═══ DATA SECTION ═══

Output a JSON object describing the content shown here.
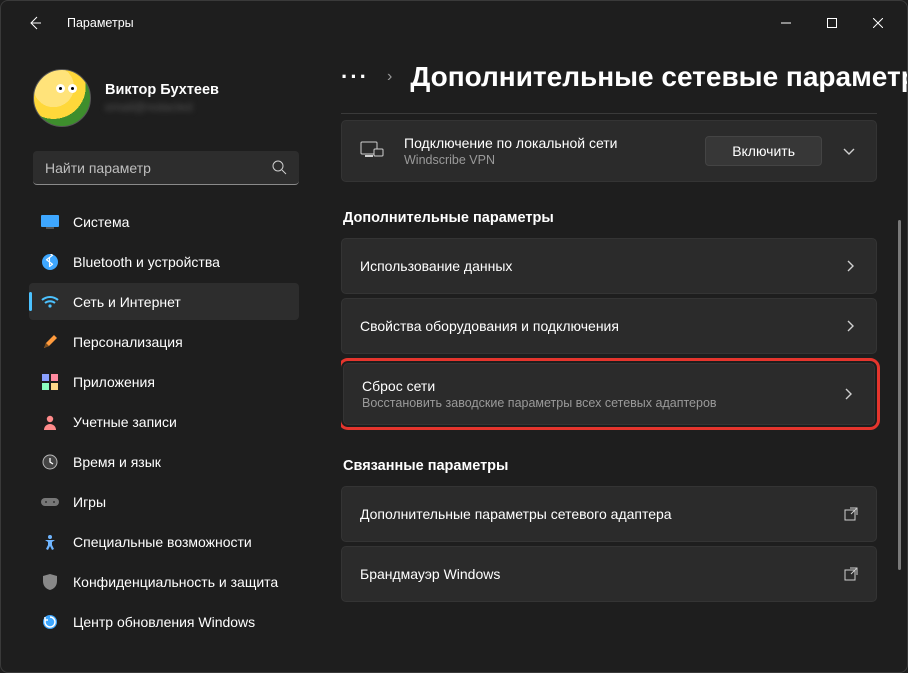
{
  "titlebar": {
    "app_title": "Параметры"
  },
  "profile": {
    "name": "Виктор Бухтеев",
    "email": "email@redacted"
  },
  "search": {
    "placeholder": "Найти параметр"
  },
  "nav": [
    {
      "label": "Система",
      "icon": "🖥️",
      "color": "#4cc2ff"
    },
    {
      "label": "Bluetooth и устройства",
      "icon": "bt",
      "color": "#4cc2ff"
    },
    {
      "label": "Сеть и Интернет",
      "icon": "wifi",
      "color": "#4cc2ff",
      "active": true
    },
    {
      "label": "Персонализация",
      "icon": "✏️",
      "color": "#ff9b3d"
    },
    {
      "label": "Приложения",
      "icon": "▦",
      "color": "#8aa0ff"
    },
    {
      "label": "Учетные записи",
      "icon": "👤",
      "color": "#ff8b8b"
    },
    {
      "label": "Время и язык",
      "icon": "🕒",
      "color": "#b9b9b9"
    },
    {
      "label": "Игры",
      "icon": "🎮",
      "color": "#9a9a9a"
    },
    {
      "label": "Специальные возможности",
      "icon": "♿",
      "color": "#6fb5ff"
    },
    {
      "label": "Конфиденциальность и защита",
      "icon": "🛡️",
      "color": "#9a9a9a"
    },
    {
      "label": "Центр обновления Windows",
      "icon": "🔄",
      "color": "#3ea7ff"
    }
  ],
  "breadcrumb": {
    "dots": "···",
    "sep": "›",
    "title": "Дополнительные сетевые параметр"
  },
  "conn_card": {
    "title": "Подключение по локальной сети",
    "sub": "Windscribe VPN",
    "action": "Включить"
  },
  "sections": {
    "more": "Дополнительные параметры",
    "related": "Связанные параметры"
  },
  "items": {
    "data_usage": {
      "title": "Использование данных"
    },
    "hw_props": {
      "title": "Свойства оборудования и подключения"
    },
    "net_reset": {
      "title": "Сброс сети",
      "sub": "Восстановить заводские параметры всех сетевых адаптеров"
    },
    "adapter_opts": {
      "title": "Дополнительные параметры сетевого адаптера"
    },
    "firewall": {
      "title": "Брандмауэр Windows"
    }
  }
}
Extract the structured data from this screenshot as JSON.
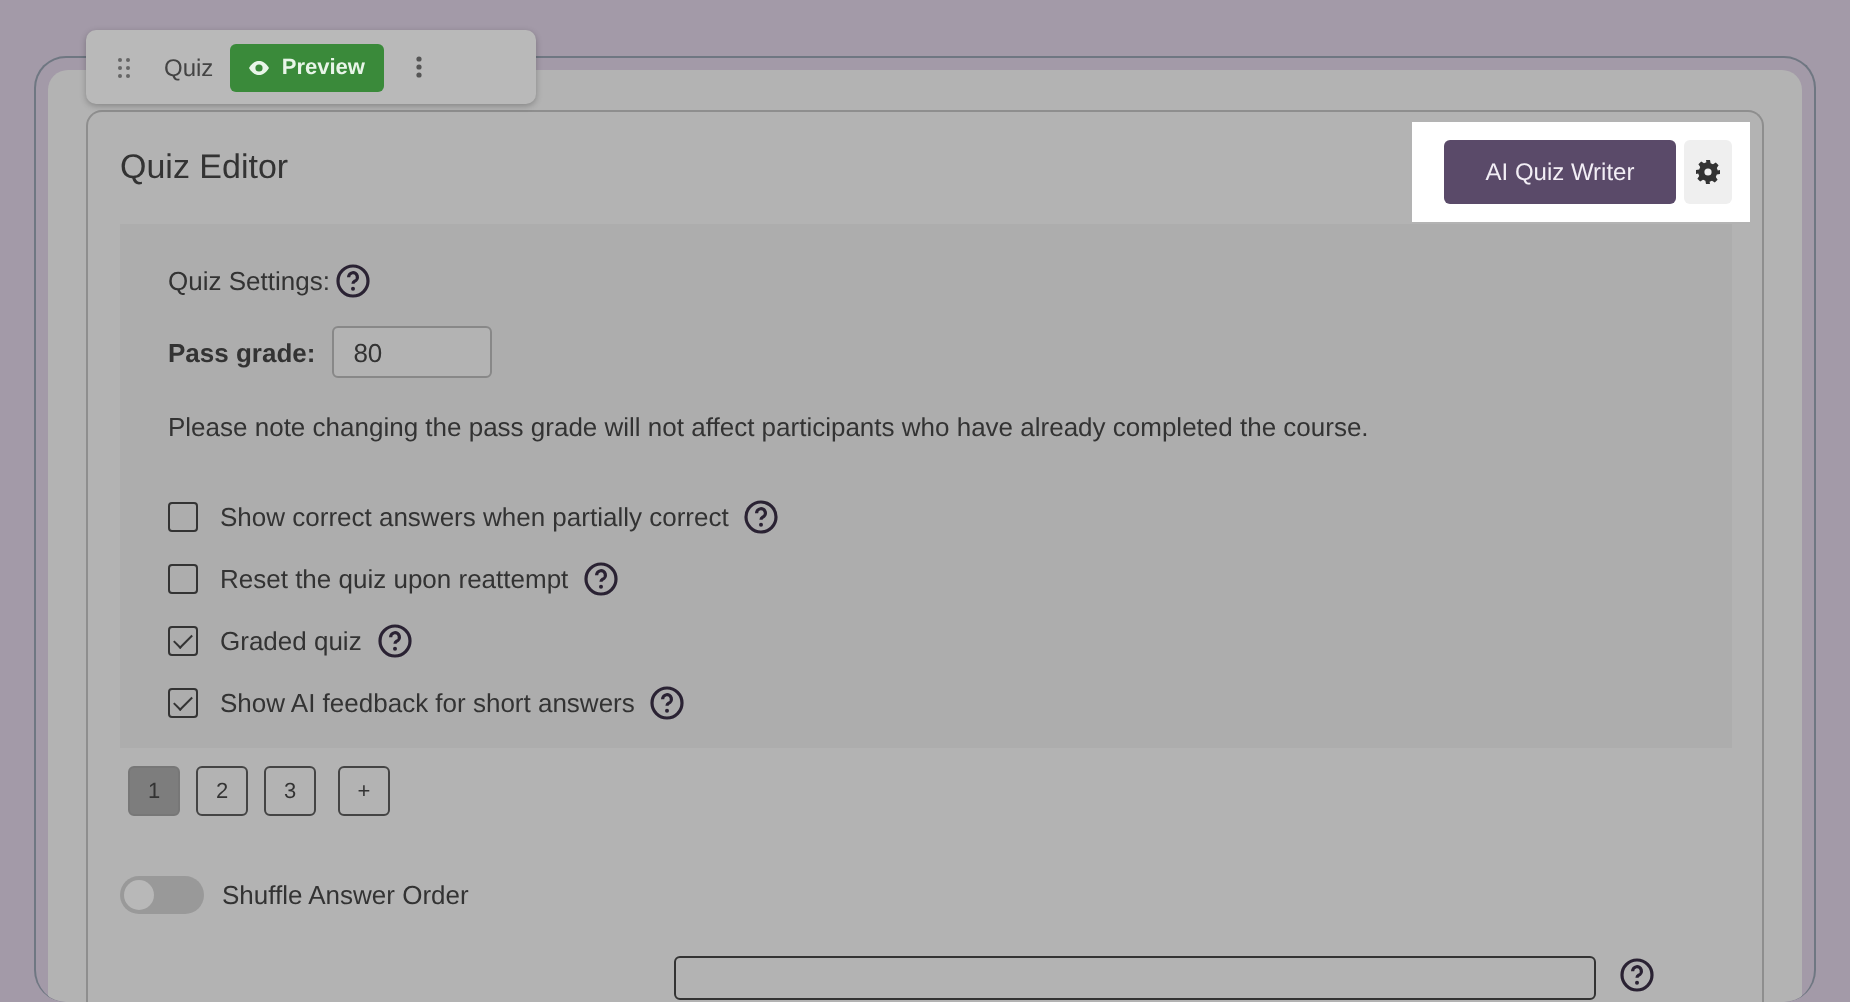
{
  "toolbar": {
    "label": "Quiz",
    "preview_button": "Preview"
  },
  "editor": {
    "title": "Quiz Editor",
    "ai_button": "AI Quiz Writer"
  },
  "settings": {
    "heading": "Quiz Settings:",
    "pass_grade": {
      "label": "Pass grade:",
      "value": "80"
    },
    "note": "Please note changing the pass grade will not affect participants who have already completed the course.",
    "options": [
      {
        "label": "Show correct answers when partially correct",
        "checked": false
      },
      {
        "label": "Reset the quiz upon reattempt",
        "checked": false
      },
      {
        "label": "Graded quiz",
        "checked": true
      },
      {
        "label": "Show AI feedback for short answers",
        "checked": true
      }
    ]
  },
  "pages": [
    {
      "label": "1",
      "selected": true
    },
    {
      "label": "2",
      "selected": false
    },
    {
      "label": "3",
      "selected": false
    }
  ],
  "add_page_button": "+",
  "shuffle": {
    "label": "Shuffle Answer Order",
    "on": false
  }
}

═══

EXERCISE TASK: Pull out each line containing the word "Дополнительные" and copy it.

WRITTEN REPLY:
    "title": "Дополнительные сетевые параметр"
    "more": "Дополнительные параметры",
      "title": "Дополнительные параметры сетевого адаптера"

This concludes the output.